**TASK REQUIREMENTS:** Reply with the count of lines holding "ylabel", nothing more.

**DATASET:**
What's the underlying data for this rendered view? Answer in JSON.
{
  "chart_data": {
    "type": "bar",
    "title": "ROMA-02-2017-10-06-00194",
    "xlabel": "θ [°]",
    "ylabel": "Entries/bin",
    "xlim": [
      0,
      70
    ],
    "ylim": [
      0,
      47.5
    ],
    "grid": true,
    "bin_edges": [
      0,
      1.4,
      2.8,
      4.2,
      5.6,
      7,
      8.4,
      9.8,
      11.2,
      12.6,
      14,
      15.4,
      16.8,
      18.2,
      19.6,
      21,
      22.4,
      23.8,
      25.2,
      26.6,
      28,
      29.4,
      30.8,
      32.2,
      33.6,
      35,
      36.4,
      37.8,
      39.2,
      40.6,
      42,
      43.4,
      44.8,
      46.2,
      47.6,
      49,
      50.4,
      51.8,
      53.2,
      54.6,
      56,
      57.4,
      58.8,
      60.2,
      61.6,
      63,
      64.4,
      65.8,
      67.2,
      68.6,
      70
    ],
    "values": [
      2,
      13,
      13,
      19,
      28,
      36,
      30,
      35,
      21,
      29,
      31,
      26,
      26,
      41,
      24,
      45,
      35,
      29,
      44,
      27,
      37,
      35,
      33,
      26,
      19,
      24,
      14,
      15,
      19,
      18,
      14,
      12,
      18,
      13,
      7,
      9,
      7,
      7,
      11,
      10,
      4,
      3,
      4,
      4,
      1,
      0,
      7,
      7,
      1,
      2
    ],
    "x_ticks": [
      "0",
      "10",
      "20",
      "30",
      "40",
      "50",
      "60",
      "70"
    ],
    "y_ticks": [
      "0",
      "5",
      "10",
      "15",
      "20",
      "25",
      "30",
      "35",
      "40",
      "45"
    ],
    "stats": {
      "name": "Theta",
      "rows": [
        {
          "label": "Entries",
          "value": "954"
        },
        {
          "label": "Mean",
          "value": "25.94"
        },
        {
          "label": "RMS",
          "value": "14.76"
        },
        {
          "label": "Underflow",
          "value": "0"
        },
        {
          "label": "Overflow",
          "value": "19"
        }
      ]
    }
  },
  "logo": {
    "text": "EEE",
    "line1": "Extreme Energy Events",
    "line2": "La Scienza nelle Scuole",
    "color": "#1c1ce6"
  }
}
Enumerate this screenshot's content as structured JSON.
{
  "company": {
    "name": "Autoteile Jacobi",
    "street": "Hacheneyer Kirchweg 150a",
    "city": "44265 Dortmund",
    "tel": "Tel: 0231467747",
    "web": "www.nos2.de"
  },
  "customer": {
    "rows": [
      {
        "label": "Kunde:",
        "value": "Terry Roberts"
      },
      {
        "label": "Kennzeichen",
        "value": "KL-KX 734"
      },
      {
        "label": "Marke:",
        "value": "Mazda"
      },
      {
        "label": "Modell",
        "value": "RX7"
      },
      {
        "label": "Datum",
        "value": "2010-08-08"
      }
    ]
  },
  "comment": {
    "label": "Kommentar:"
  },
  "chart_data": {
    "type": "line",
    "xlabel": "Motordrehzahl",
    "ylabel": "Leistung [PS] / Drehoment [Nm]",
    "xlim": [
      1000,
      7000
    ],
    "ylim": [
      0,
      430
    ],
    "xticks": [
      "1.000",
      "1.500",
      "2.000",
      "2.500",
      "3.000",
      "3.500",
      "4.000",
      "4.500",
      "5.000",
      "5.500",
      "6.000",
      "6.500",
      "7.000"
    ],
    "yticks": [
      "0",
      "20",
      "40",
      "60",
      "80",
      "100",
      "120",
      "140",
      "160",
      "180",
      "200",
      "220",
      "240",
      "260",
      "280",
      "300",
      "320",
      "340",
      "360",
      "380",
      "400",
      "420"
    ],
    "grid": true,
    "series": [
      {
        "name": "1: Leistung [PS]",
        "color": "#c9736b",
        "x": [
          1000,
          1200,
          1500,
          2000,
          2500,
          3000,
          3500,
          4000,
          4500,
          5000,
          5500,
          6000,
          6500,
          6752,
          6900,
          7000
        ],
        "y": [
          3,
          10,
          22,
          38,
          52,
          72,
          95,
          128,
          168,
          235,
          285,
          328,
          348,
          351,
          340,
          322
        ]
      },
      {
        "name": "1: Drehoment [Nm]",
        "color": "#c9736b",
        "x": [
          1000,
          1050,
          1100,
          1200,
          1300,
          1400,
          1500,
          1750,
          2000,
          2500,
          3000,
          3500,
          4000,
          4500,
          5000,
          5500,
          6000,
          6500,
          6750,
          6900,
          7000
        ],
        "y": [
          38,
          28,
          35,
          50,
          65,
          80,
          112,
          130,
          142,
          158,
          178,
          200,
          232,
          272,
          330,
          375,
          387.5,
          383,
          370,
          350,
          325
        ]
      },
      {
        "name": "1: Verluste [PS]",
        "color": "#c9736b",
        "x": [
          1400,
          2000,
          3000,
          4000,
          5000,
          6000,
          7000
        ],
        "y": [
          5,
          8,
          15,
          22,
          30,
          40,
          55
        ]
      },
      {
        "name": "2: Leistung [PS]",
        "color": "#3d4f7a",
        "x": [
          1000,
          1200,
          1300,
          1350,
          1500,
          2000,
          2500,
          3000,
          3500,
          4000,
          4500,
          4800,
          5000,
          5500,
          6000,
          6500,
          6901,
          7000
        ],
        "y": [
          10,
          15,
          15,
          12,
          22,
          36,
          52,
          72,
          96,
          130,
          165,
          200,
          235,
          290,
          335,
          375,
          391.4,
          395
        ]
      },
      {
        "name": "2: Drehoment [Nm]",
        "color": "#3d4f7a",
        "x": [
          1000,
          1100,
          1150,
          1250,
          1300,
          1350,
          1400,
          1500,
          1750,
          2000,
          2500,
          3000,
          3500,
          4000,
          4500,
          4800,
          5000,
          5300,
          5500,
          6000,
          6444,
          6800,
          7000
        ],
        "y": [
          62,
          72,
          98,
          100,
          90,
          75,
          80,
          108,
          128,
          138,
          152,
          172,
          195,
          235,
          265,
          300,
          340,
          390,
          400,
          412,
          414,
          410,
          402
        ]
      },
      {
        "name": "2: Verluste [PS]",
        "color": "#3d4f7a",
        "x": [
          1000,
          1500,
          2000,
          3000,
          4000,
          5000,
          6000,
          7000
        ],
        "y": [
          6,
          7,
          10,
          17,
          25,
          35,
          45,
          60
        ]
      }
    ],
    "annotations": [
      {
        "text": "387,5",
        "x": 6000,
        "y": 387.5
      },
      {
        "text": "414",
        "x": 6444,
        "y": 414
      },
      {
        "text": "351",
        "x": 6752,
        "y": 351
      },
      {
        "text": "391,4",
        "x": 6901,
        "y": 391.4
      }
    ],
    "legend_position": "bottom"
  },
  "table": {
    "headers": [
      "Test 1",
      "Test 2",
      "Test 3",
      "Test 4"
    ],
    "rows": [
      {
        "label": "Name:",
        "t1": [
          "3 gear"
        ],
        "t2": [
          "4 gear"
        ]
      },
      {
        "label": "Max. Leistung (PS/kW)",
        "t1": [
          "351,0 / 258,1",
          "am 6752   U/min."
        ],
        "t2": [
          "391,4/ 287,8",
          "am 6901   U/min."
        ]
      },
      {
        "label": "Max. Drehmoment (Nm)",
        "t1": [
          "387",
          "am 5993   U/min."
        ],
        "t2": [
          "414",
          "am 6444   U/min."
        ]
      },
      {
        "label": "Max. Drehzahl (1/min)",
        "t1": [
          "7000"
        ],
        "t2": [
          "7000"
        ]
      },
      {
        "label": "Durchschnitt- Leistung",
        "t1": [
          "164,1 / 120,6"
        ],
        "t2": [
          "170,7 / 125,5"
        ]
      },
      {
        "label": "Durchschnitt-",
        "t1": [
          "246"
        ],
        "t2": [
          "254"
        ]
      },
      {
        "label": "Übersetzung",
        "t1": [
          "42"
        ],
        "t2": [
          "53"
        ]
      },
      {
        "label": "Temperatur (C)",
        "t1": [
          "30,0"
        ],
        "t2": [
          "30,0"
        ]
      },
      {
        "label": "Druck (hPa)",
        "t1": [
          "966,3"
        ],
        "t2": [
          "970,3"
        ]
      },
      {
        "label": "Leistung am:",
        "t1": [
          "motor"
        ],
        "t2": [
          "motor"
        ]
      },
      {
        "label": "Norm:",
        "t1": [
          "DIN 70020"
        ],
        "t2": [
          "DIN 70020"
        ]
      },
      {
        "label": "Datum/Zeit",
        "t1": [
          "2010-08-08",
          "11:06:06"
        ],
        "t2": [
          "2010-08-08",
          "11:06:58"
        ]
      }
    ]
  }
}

**WRITTEN RESPONSE:** 2